• **Material shown**:
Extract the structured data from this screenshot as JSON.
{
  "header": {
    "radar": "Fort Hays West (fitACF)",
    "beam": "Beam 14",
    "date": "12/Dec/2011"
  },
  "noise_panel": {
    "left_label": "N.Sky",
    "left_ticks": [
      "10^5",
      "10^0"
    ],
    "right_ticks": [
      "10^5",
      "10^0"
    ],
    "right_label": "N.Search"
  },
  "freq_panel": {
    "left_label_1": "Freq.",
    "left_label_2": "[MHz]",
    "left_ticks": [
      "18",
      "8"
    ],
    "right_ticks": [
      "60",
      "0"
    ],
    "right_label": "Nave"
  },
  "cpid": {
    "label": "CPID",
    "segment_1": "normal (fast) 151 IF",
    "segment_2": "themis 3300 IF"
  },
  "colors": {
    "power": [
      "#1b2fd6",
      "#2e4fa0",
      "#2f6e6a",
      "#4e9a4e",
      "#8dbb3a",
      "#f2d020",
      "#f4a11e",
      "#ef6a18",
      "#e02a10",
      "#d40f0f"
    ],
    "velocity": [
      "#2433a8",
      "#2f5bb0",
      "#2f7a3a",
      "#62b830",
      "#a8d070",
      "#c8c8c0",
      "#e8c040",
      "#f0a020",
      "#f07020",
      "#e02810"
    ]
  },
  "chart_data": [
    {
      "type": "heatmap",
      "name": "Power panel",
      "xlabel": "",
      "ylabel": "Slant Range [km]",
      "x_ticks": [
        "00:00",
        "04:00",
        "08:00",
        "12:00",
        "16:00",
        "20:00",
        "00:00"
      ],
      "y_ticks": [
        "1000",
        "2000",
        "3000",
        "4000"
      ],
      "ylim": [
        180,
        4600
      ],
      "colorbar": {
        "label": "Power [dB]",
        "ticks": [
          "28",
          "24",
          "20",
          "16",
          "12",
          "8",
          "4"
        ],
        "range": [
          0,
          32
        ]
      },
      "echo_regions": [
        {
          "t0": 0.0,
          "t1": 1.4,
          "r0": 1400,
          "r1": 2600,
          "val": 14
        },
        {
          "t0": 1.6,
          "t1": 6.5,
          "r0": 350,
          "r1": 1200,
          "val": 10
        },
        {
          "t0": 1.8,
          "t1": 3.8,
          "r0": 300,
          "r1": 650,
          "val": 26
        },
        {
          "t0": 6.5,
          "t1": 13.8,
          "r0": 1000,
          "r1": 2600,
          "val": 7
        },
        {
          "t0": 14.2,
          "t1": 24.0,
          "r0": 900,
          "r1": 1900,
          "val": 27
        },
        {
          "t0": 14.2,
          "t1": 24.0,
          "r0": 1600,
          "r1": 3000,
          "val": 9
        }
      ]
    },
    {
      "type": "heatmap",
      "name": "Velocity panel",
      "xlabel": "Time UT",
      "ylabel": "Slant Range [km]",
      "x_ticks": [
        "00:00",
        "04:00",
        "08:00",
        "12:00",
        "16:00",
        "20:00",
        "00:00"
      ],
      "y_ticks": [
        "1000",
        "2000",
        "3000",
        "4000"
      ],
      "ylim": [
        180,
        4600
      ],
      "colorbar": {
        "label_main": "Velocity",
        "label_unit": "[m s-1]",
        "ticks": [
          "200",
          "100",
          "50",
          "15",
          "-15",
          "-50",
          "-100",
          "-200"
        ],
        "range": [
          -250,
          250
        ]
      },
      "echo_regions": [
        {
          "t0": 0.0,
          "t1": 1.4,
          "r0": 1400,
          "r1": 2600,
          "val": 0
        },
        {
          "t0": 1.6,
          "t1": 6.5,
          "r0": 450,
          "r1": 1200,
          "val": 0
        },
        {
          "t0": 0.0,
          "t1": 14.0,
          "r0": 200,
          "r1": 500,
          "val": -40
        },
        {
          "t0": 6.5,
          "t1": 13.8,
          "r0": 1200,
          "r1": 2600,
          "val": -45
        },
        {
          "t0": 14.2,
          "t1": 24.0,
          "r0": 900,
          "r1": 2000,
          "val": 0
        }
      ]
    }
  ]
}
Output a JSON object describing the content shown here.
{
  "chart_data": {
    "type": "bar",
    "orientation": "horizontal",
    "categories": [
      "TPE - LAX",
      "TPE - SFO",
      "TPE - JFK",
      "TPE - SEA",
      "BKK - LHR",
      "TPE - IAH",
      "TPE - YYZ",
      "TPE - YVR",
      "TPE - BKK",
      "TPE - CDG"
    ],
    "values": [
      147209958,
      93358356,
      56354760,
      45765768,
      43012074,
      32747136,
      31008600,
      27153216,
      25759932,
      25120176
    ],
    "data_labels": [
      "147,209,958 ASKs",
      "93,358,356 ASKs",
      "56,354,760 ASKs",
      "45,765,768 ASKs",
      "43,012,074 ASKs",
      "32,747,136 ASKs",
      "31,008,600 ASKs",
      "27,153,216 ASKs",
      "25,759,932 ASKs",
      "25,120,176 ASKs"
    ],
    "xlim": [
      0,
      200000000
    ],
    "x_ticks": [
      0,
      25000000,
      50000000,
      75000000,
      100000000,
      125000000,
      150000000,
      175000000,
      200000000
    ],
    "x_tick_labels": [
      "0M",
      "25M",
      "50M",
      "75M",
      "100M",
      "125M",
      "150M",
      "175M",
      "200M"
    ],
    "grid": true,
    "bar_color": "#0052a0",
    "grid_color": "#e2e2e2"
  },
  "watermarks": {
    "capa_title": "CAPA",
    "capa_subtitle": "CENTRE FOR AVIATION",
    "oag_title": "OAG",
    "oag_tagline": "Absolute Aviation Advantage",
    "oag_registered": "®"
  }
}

• **Do this**: Please restate the data word for word, every record included.

• **Written reply**:
Extract the structured data from this screenshot as JSON.
{
  "header": {
    "radar": "Fort Hays West (fitACF)",
    "beam": "Beam 14",
    "date": "12/Dec/2011"
  },
  "noise_panel": {
    "left_label": "N.Sky",
    "left_ticks": [
      "10^5",
      "10^0"
    ],
    "right_ticks": [
      "10^5",
      "10^0"
    ],
    "right_label": "N.Search"
  },
  "freq_panel": {
    "left_label_1": "Freq.",
    "left_label_2": "[MHz]",
    "left_ticks": [
      "18",
      "8"
    ],
    "right_ticks": [
      "60",
      "0"
    ],
    "right_label": "Nave"
  },
  "cpid": {
    "label": "CPID",
    "segment_1": "normal (fast) 151 IF",
    "segment_2": "themis 3300 IF"
  },
  "colors": {
    "power": [
      "#1b2fd6",
      "#2e4fa0",
      "#2f6e6a",
      "#4e9a4e",
      "#8dbb3a",
      "#f2d020",
      "#f4a11e",
      "#ef6a18",
      "#e02a10",
      "#d40f0f"
    ],
    "velocity": [
      "#2433a8",
      "#2f5bb0",
      "#2f7a3a",
      "#62b830",
      "#a8d070",
      "#c8c8c0",
      "#e8c040",
      "#f0a020",
      "#f07020",
      "#e02810"
    ]
  },
  "chart_data": [
    {
      "type": "heatmap",
      "name": "Power panel",
      "xlabel": "",
      "ylabel": "Slant Range [km]",
      "x_ticks": [
        "00:00",
        "04:00",
        "08:00",
        "12:00",
        "16:00",
        "20:00",
        "00:00"
      ],
      "y_ticks": [
        "1000",
        "2000",
        "3000",
        "4000"
      ],
      "ylim": [
        180,
        4600
      ],
      "colorbar": {
        "label": "Power [dB]",
        "ticks": [
          "28",
          "24",
          "20",
          "16",
          "12",
          "8",
          "4"
        ],
        "range": [
          0,
          32
        ]
      },
      "echo_regions": [
        {
          "t0": 0.0,
          "t1": 1.4,
          "r0": 1400,
          "r1": 2600,
          "val": 14
        },
        {
          "t0": 1.6,
          "t1": 6.5,
          "r0": 350,
          "r1": 1200,
          "val": 10
        },
        {
          "t0": 1.8,
          "t1": 3.8,
          "r0": 300,
          "r1": 650,
          "val": 26
        },
        {
          "t0": 6.5,
          "t1": 13.8,
          "r0": 1000,
          "r1": 2600,
          "val": 7
        },
        {
          "t0": 14.2,
          "t1": 24.0,
          "r0": 900,
          "r1": 1900,
          "val": 27
        },
        {
          "t0": 14.2,
          "t1": 24.0,
          "r0": 1600,
          "r1": 3000,
          "val": 9
        }
      ]
    },
    {
      "type": "heatmap",
      "name": "Velocity panel",
      "xlabel": "Time UT",
      "ylabel": "Slant Range [km]",
      "x_ticks": [
        "00:00",
        "04:00",
        "08:00",
        "12:00",
        "16:00",
        "20:00",
        "00:00"
      ],
      "y_ticks": [
        "1000",
        "2000",
        "3000",
        "4000"
      ],
      "ylim": [
        180,
        4600
      ],
      "colorbar": {
        "label_main": "Velocity",
        "label_unit": "[m s-1]",
        "ticks": [
          "200",
          "100",
          "50",
          "15",
          "-15",
          "-50",
          "-100",
          "-200"
        ],
        "range": [
          -250,
          250
        ]
      },
      "echo_regions": [
        {
          "t0": 0.0,
          "t1": 1.4,
          "r0": 1400,
          "r1": 2600,
          "val": 0
        },
        {
          "t0": 1.6,
          "t1": 6.5,
          "r0": 450,
          "r1": 1200,
          "val": 0
        },
        {
          "t0": 0.0,
          "t1": 14.0,
          "r0": 200,
          "r1": 500,
          "val": -40
        },
        {
          "t0": 6.5,
          "t1": 13.8,
          "r0": 1200,
          "r1": 2600,
          "val": -45
        },
        {
          "t0": 14.2,
          "t1": 24.0,
          "r0": 900,
          "r1": 2000,
          "val": 0
        }
      ]
    }
  ]
}
Output a JSON object describing the content shown here.
{
  "chart_data": {
    "type": "bar",
    "orientation": "horizontal",
    "categories": [
      "TPE - LAX",
      "TPE - SFO",
      "TPE - JFK",
      "TPE - SEA",
      "BKK - LHR",
      "TPE - IAH",
      "TPE - YYZ",
      "TPE - YVR",
      "TPE - BKK",
      "TPE - CDG"
    ],
    "values": [
      147209958,
      93358356,
      56354760,
      45765768,
      43012074,
      32747136,
      31008600,
      27153216,
      25759932,
      25120176
    ],
    "data_labels": [
      "147,209,958 ASKs",
      "93,358,356 ASKs",
      "56,354,760 ASKs",
      "45,765,768 ASKs",
      "43,012,074 ASKs",
      "32,747,136 ASKs",
      "31,008,600 ASKs",
      "27,153,216 ASKs",
      "25,759,932 ASKs",
      "25,120,176 ASKs"
    ],
    "xlim": [
      0,
      200000000
    ],
    "x_ticks": [
      0,
      25000000,
      50000000,
      75000000,
      100000000,
      125000000,
      150000000,
      175000000,
      200000000
    ],
    "x_tick_labels": [
      "0M",
      "25M",
      "50M",
      "75M",
      "100M",
      "125M",
      "150M",
      "175M",
      "200M"
    ],
    "grid": true,
    "bar_color": "#0052a0",
    "grid_color": "#e2e2e2"
  },
  "watermarks": {
    "capa_title": "CAPA",
    "capa_subtitle": "CENTRE FOR AVIATION",
    "oag_title": "OAG",
    "oag_tagline": "Absolute Aviation Advantage",
    "oag_registered": "®"
  }
}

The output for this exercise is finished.